* Begin *

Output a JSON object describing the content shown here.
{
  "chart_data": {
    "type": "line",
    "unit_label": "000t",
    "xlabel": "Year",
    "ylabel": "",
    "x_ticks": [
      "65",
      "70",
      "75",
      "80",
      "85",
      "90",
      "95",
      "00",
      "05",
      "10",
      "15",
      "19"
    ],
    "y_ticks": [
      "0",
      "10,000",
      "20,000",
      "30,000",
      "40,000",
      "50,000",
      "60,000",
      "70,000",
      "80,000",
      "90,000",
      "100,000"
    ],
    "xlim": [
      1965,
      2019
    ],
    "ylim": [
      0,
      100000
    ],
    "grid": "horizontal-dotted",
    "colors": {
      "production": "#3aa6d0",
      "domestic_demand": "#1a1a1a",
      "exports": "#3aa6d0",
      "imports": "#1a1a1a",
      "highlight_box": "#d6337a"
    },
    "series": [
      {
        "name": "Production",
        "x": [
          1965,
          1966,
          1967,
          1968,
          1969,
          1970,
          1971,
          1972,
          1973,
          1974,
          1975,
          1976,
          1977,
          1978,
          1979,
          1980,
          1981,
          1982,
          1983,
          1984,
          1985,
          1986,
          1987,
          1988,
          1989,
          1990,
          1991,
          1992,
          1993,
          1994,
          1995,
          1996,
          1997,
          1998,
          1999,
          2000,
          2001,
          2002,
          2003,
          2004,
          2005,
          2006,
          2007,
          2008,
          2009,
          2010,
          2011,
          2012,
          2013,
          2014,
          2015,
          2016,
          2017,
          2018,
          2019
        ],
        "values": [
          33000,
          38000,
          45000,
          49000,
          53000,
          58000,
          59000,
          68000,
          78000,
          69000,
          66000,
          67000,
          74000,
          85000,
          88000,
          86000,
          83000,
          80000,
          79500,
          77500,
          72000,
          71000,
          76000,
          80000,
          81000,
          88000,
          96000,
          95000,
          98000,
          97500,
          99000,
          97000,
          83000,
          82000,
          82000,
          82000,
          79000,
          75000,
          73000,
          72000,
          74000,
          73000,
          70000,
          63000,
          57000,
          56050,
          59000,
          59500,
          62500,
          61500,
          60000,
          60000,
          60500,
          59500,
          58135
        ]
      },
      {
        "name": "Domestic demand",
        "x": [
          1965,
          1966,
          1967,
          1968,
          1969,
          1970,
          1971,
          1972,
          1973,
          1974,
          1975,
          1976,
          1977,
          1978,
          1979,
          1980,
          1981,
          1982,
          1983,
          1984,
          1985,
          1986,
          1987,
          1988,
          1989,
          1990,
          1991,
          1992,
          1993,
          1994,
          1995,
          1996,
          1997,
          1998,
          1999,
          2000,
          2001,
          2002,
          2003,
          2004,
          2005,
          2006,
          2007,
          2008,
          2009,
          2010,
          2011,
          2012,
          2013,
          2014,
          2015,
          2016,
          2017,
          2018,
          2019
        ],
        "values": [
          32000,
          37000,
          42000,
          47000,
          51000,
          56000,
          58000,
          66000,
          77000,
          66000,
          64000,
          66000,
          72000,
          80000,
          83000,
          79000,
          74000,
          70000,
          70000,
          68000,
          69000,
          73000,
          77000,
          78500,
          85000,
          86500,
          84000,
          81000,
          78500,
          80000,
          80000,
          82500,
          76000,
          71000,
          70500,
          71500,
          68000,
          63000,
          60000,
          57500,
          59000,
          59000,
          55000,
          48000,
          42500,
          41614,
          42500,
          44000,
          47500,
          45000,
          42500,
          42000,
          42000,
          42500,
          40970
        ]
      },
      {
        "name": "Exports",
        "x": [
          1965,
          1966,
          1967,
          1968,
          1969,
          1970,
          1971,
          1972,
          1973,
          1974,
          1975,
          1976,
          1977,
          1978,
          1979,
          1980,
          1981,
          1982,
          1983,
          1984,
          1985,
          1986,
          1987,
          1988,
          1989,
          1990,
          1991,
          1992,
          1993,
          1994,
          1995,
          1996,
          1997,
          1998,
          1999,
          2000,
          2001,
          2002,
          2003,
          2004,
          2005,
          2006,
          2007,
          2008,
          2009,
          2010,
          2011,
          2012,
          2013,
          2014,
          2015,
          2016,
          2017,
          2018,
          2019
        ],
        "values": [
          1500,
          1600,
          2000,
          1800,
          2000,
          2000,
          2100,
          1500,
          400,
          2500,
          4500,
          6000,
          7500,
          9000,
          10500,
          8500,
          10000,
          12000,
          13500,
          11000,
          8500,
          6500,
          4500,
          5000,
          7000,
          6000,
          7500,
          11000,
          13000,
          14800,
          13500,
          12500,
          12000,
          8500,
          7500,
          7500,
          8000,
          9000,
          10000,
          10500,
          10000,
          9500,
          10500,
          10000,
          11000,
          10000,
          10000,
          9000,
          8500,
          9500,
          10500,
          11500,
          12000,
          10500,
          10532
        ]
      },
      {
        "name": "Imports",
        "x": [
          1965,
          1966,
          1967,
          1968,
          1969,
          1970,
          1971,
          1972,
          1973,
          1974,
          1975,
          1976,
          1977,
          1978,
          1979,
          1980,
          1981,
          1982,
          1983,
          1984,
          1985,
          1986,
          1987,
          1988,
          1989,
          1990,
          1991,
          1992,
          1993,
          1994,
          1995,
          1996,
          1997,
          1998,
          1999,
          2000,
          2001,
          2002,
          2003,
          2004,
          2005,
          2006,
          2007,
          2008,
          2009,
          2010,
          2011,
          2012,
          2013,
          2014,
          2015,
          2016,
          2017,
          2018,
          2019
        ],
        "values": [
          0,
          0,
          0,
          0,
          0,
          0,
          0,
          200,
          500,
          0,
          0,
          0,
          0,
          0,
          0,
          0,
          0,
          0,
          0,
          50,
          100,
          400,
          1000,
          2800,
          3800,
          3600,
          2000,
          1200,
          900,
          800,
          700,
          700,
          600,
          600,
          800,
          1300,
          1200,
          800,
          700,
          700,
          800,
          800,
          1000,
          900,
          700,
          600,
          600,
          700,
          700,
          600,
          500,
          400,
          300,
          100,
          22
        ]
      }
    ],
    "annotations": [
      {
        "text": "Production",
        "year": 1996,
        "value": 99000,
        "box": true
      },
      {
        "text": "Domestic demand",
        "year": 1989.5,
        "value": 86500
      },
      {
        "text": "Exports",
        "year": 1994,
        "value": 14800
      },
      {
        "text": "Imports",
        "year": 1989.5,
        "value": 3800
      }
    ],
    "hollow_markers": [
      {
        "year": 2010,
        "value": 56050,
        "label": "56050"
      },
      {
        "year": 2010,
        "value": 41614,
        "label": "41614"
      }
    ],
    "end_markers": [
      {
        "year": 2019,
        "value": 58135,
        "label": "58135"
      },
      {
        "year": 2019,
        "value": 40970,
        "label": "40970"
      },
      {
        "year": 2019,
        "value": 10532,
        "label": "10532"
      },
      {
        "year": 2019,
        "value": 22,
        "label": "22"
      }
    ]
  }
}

* End *

**PROBLEM TO SOLVE**
Extract every entry above as it appears.

**EXERCISE SOLUTION**
Output a JSON object describing the content shown here.
{
  "chart_data": {
    "type": "line",
    "unit_label": "000t",
    "xlabel": "Year",
    "ylabel": "",
    "x_ticks": [
      "65",
      "70",
      "75",
      "80",
      "85",
      "90",
      "95",
      "00",
      "05",
      "10",
      "15",
      "19"
    ],
    "y_ticks": [
      "0",
      "10,000",
      "20,000",
      "30,000",
      "40,000",
      "50,000",
      "60,000",
      "70,000",
      "80,000",
      "90,000",
      "100,000"
    ],
    "xlim": [
      1965,
      2019
    ],
    "ylim": [
      0,
      100000
    ],
    "grid": "horizontal-dotted",
    "colors": {
      "production": "#3aa6d0",
      "domestic_demand": "#1a1a1a",
      "exports": "#3aa6d0",
      "imports": "#1a1a1a",
      "highlight_box": "#d6337a"
    },
    "series": [
      {
        "name": "Production",
        "x": [
          1965,
          1966,
          1967,
          1968,
          1969,
          1970,
          1971,
          1972,
          1973,
          1974,
          1975,
          1976,
          1977,
          1978,
          1979,
          1980,
          1981,
          1982,
          1983,
          1984,
          1985,
          1986,
          1987,
          1988,
          1989,
          1990,
          1991,
          1992,
          1993,
          1994,
          1995,
          1996,
          1997,
          1998,
          1999,
          2000,
          2001,
          2002,
          2003,
          2004,
          2005,
          2006,
          2007,
          2008,
          2009,
          2010,
          2011,
          2012,
          2013,
          2014,
          2015,
          2016,
          2017,
          2018,
          2019
        ],
        "values": [
          33000,
          38000,
          45000,
          49000,
          53000,
          58000,
          59000,
          68000,
          78000,
          69000,
          66000,
          67000,
          74000,
          85000,
          88000,
          86000,
          83000,
          80000,
          79500,
          77500,
          72000,
          71000,
          76000,
          80000,
          81000,
          88000,
          96000,
          95000,
          98000,
          97500,
          99000,
          97000,
          83000,
          82000,
          82000,
          82000,
          79000,
          75000,
          73000,
          72000,
          74000,
          73000,
          70000,
          63000,
          57000,
          56050,
          59000,
          59500,
          62500,
          61500,
          60000,
          60000,
          60500,
          59500,
          58135
        ]
      },
      {
        "name": "Domestic demand",
        "x": [
          1965,
          1966,
          1967,
          1968,
          1969,
          1970,
          1971,
          1972,
          1973,
          1974,
          1975,
          1976,
          1977,
          1978,
          1979,
          1980,
          1981,
          1982,
          1983,
          1984,
          1985,
          1986,
          1987,
          1988,
          1989,
          1990,
          1991,
          1992,
          1993,
          1994,
          1995,
          1996,
          1997,
          1998,
          1999,
          2000,
          2001,
          2002,
          2003,
          2004,
          2005,
          2006,
          2007,
          2008,
          2009,
          2010,
          2011,
          2012,
          2013,
          2014,
          2015,
          2016,
          2017,
          2018,
          2019
        ],
        "values": [
          32000,
          37000,
          42000,
          47000,
          51000,
          56000,
          58000,
          66000,
          77000,
          66000,
          64000,
          66000,
          72000,
          80000,
          83000,
          79000,
          74000,
          70000,
          70000,
          68000,
          69000,
          73000,
          77000,
          78500,
          85000,
          86500,
          84000,
          81000,
          78500,
          80000,
          80000,
          82500,
          76000,
          71000,
          70500,
          71500,
          68000,
          63000,
          60000,
          57500,
          59000,
          59000,
          55000,
          48000,
          42500,
          41614,
          42500,
          44000,
          47500,
          45000,
          42500,
          42000,
          42000,
          42500,
          40970
        ]
      },
      {
        "name": "Exports",
        "x": [
          1965,
          1966,
          1967,
          1968,
          1969,
          1970,
          1971,
          1972,
          1973,
          1974,
          1975,
          1976,
          1977,
          1978,
          1979,
          1980,
          1981,
          1982,
          1983,
          1984,
          1985,
          1986,
          1987,
          1988,
          1989,
          1990,
          1991,
          1992,
          1993,
          1994,
          1995,
          1996,
          1997,
          1998,
          1999,
          2000,
          2001,
          2002,
          2003,
          2004,
          2005,
          2006,
          2007,
          2008,
          2009,
          2010,
          2011,
          2012,
          2013,
          2014,
          2015,
          2016,
          2017,
          2018,
          2019
        ],
        "values": [
          1500,
          1600,
          2000,
          1800,
          2000,
          2000,
          2100,
          1500,
          400,
          2500,
          4500,
          6000,
          7500,
          9000,
          10500,
          8500,
          10000,
          12000,
          13500,
          11000,
          8500,
          6500,
          4500,
          5000,
          7000,
          6000,
          7500,
          11000,
          13000,
          14800,
          13500,
          12500,
          12000,
          8500,
          7500,
          7500,
          8000,
          9000,
          10000,
          10500,
          10000,
          9500,
          10500,
          10000,
          11000,
          10000,
          10000,
          9000,
          8500,
          9500,
          10500,
          11500,
          12000,
          10500,
          10532
        ]
      },
      {
        "name": "Imports",
        "x": [
          1965,
          1966,
          1967,
          1968,
          1969,
          1970,
          1971,
          1972,
          1973,
          1974,
          1975,
          1976,
          1977,
          1978,
          1979,
          1980,
          1981,
          1982,
          1983,
          1984,
          1985,
          1986,
          1987,
          1988,
          1989,
          1990,
          1991,
          1992,
          1993,
          1994,
          1995,
          1996,
          1997,
          1998,
          1999,
          2000,
          2001,
          2002,
          2003,
          2004,
          2005,
          2006,
          2007,
          2008,
          2009,
          2010,
          2011,
          2012,
          2013,
          2014,
          2015,
          2016,
          2017,
          2018,
          2019
        ],
        "values": [
          0,
          0,
          0,
          0,
          0,
          0,
          0,
          200,
          500,
          0,
          0,
          0,
          0,
          0,
          0,
          0,
          0,
          0,
          0,
          50,
          100,
          400,
          1000,
          2800,
          3800,
          3600,
          2000,
          1200,
          900,
          800,
          700,
          700,
          600,
          600,
          800,
          1300,
          1200,
          800,
          700,
          700,
          800,
          800,
          1000,
          900,
          700,
          600,
          600,
          700,
          700,
          600,
          500,
          400,
          300,
          100,
          22
        ]
      }
    ],
    "annotations": [
      {
        "text": "Production",
        "year": 1996,
        "value": 99000,
        "box": true
      },
      {
        "text": "Domestic demand",
        "year": 1989.5,
        "value": 86500
      },
      {
        "text": "Exports",
        "year": 1994,
        "value": 14800
      },
      {
        "text": "Imports",
        "year": 1989.5,
        "value": 3800
      }
    ],
    "hollow_markers": [
      {
        "year": 2010,
        "value": 56050,
        "label": "56050"
      },
      {
        "year": 2010,
        "value": 41614,
        "label": "41614"
      }
    ],
    "end_markers": [
      {
        "year": 2019,
        "value": 58135,
        "label": "58135"
      },
      {
        "year": 2019,
        "value": 40970,
        "label": "40970"
      },
      {
        "year": 2019,
        "value": 10532,
        "label": "10532"
      },
      {
        "year": 2019,
        "value": 22,
        "label": "22"
      }
    ]
  }
}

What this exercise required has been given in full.